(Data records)
================================
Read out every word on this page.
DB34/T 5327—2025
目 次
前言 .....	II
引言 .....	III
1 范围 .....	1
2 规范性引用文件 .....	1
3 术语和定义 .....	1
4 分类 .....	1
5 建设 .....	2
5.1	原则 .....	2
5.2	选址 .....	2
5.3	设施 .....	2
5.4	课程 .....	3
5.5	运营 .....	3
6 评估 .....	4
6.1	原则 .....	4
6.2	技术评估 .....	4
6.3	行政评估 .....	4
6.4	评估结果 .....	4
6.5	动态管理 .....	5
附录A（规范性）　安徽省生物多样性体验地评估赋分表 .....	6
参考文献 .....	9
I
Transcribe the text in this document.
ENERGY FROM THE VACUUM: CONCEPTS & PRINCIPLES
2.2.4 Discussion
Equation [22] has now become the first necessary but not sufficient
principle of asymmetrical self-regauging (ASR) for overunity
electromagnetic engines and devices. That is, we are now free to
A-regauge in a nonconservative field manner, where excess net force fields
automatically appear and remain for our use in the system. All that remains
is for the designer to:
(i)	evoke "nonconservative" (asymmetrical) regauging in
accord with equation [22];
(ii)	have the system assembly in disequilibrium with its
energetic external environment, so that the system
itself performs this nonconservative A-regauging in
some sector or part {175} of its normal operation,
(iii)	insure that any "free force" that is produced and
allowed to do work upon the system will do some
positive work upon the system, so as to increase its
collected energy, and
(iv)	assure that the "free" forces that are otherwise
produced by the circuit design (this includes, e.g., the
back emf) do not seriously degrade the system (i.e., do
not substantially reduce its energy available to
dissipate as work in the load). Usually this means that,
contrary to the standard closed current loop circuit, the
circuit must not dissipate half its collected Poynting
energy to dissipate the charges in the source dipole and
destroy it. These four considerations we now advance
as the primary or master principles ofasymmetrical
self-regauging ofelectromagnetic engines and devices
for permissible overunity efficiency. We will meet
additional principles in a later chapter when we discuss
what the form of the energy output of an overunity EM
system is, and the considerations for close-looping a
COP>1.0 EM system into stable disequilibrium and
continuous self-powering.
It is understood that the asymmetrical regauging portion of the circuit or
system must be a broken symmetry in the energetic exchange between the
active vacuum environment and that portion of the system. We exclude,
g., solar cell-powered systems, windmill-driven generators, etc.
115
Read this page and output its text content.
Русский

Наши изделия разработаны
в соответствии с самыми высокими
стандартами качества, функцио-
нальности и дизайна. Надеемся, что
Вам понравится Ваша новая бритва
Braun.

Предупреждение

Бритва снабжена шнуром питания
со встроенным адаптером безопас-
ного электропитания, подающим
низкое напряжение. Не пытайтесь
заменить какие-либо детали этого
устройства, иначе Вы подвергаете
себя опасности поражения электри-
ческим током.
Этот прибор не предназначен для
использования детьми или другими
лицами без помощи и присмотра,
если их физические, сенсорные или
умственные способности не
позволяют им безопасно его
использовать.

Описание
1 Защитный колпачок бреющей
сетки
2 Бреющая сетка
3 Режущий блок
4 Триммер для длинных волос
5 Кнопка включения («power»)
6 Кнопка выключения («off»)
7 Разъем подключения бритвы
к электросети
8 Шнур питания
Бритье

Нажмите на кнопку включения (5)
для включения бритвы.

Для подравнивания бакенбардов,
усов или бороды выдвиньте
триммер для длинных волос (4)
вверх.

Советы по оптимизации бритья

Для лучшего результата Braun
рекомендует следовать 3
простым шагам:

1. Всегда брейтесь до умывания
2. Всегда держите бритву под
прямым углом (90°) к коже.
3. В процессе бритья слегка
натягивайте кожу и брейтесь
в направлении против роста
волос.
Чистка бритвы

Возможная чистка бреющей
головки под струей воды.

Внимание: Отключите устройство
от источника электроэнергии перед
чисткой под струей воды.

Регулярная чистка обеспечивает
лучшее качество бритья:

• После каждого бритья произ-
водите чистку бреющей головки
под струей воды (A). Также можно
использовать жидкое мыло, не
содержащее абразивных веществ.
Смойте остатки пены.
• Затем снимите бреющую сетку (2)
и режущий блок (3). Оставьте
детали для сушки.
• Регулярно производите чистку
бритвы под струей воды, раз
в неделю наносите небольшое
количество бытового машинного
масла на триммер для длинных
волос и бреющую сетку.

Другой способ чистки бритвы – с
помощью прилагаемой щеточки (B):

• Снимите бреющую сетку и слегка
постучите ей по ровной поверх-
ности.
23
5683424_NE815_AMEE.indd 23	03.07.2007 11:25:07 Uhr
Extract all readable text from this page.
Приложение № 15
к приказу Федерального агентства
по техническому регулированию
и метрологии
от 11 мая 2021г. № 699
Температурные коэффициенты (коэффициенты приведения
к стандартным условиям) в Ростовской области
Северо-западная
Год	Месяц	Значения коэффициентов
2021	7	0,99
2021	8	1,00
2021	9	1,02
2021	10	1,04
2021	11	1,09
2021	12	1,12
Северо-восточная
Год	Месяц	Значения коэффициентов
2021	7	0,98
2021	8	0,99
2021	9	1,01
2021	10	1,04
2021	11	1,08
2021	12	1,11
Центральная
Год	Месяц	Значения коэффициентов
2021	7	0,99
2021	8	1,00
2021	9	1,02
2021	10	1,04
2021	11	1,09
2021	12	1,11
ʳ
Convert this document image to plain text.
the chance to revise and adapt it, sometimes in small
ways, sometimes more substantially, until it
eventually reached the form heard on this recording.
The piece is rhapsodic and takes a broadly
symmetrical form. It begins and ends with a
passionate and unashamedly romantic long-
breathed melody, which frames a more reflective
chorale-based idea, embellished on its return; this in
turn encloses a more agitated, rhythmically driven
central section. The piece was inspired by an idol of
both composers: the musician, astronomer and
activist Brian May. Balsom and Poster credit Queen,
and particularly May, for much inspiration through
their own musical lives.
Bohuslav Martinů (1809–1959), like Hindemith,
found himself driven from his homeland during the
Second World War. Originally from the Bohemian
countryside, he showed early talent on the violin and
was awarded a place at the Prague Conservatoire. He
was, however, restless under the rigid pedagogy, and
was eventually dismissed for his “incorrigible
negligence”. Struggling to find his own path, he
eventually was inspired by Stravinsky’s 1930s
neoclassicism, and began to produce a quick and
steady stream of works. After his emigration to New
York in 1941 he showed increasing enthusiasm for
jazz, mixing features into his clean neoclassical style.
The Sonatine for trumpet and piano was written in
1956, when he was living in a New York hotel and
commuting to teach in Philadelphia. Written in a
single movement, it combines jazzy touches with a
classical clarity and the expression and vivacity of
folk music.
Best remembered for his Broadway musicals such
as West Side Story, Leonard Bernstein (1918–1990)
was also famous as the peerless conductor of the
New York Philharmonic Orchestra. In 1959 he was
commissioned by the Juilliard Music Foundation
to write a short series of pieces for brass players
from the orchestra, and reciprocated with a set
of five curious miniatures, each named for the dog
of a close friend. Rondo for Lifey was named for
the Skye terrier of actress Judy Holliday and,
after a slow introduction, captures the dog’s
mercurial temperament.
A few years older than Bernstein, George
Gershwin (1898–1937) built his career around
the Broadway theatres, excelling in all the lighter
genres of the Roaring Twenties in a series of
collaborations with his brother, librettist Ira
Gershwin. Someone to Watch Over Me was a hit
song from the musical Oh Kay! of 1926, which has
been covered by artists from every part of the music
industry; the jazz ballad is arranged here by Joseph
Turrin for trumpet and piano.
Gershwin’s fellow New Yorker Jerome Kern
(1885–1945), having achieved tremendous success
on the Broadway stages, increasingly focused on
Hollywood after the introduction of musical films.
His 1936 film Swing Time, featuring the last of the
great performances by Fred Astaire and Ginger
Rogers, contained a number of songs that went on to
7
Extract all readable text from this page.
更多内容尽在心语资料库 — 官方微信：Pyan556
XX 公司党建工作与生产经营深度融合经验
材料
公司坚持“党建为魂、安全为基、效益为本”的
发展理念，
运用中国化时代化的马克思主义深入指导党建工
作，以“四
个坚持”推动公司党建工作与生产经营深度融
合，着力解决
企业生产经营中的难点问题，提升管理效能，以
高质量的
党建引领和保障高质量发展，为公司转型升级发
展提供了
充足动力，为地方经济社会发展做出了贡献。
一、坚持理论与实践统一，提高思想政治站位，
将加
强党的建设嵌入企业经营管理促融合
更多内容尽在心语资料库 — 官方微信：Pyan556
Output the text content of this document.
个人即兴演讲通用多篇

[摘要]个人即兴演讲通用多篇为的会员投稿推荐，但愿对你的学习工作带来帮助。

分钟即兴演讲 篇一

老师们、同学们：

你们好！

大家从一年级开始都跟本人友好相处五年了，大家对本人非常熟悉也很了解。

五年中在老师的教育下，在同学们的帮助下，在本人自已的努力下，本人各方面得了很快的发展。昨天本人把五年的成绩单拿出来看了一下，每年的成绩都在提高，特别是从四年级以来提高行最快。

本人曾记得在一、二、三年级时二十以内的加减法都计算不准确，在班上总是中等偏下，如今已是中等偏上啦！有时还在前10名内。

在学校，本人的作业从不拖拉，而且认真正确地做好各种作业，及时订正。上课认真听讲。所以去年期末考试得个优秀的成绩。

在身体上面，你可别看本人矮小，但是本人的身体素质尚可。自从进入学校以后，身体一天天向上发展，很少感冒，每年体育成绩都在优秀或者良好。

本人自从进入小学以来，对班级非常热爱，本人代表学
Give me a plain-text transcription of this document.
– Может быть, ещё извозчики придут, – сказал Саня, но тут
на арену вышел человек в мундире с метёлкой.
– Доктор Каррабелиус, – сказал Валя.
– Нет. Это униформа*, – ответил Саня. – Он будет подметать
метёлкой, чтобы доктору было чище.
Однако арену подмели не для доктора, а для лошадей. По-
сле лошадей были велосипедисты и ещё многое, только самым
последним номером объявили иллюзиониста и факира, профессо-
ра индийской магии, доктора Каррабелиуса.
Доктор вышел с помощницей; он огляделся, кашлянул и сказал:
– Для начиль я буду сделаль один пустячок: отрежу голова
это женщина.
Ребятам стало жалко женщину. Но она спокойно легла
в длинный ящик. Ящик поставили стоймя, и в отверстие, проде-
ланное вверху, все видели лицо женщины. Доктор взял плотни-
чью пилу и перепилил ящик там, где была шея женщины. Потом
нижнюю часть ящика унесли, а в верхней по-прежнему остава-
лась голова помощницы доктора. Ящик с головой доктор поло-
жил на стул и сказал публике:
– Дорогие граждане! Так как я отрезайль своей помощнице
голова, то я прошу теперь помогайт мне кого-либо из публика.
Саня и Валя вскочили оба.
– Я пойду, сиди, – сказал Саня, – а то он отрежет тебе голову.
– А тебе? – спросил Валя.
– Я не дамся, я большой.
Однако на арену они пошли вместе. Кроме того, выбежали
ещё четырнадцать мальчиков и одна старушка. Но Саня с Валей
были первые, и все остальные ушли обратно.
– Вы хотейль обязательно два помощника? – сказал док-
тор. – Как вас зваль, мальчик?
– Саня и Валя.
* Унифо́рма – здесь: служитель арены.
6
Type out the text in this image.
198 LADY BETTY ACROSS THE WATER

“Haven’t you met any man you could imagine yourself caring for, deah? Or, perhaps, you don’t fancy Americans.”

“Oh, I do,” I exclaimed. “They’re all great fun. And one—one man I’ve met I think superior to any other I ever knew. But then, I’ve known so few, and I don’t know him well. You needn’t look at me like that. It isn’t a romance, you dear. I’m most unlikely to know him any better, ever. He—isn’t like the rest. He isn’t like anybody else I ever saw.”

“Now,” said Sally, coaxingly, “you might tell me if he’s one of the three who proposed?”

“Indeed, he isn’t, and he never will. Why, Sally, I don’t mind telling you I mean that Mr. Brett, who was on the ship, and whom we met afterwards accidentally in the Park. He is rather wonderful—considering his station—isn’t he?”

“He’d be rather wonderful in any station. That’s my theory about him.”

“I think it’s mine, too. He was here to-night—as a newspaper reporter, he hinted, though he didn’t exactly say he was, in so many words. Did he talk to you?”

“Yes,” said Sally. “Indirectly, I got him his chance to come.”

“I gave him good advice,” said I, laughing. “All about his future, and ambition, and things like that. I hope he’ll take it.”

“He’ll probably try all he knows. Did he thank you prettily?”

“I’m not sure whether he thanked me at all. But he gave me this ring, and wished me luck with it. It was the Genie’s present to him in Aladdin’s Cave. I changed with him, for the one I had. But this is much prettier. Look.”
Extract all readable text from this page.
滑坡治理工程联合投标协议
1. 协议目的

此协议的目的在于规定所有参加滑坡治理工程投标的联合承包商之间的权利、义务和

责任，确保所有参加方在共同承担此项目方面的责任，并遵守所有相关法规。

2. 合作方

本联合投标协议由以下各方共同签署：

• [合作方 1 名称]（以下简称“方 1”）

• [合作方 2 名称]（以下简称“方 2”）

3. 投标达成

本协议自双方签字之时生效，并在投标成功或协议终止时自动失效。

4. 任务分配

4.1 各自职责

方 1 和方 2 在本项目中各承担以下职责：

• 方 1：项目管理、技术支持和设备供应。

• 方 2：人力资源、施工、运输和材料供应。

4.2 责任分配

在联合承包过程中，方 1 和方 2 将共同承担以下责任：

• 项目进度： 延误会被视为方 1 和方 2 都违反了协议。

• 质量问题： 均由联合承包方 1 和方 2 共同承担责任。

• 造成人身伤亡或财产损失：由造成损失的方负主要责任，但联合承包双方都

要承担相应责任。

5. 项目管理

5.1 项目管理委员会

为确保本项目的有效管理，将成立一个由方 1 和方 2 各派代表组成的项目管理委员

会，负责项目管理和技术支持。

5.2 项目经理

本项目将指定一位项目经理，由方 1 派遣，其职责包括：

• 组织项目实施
================================
Point out every line holding the string "nonconservative" and copy it.

A-regauge in a nonconservative field manner, where excess net force fields
(i)	evoke "nonconservative" (asymmetrical) regauging in
itself performs this nonconservative A-regauging in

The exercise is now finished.